** Problem to work on **
Reproduce the listing that follows with no differences at all.

** Material to process **
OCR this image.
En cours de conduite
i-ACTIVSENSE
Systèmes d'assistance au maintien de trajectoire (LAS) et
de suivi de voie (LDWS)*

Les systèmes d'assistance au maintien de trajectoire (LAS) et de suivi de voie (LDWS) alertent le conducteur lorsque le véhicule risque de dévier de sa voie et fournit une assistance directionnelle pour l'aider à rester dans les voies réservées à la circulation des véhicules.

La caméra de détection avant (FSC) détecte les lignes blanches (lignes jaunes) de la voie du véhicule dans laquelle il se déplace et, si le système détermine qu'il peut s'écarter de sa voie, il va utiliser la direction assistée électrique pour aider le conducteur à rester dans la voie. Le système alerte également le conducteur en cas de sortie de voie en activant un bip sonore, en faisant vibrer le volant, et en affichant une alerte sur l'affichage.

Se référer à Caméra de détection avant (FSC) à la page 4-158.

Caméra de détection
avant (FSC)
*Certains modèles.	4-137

** Output for this exercise **
OCR this image.
En cours de conduite
i-ACTIVSENSE
Systèmes d'assistance au maintien de trajectoire (LAS) et
de suivi de voie (LDWS)*

Les systèmes d'assistance au maintien de trajectoire (LAS) et de suivi de voie (LDWS) alertent le conducteur lorsque le véhicule risque de dévier de sa voie et fournit une assistance directionnelle pour l'aider à rester dans les voies réservées à la circulation des véhicules.

La caméra de détection avant (FSC) détecte les lignes blanches (lignes jaunes) de la voie du véhicule dans laquelle il se déplace et, si le système détermine qu'il peut s'écarter de sa voie, il va utiliser la direction assistée électrique pour aider le conducteur à rester dans la voie. Le système alerte également le conducteur en cas de sortie de voie en activant un bip sonore, en faisant vibrer le volant, et en affichant une alerte sur l'affichage.

Se référer à Caméra de détection avant (FSC) à la page 4-158.

Caméra de détection
avant (FSC)
*Certains modèles.	4-137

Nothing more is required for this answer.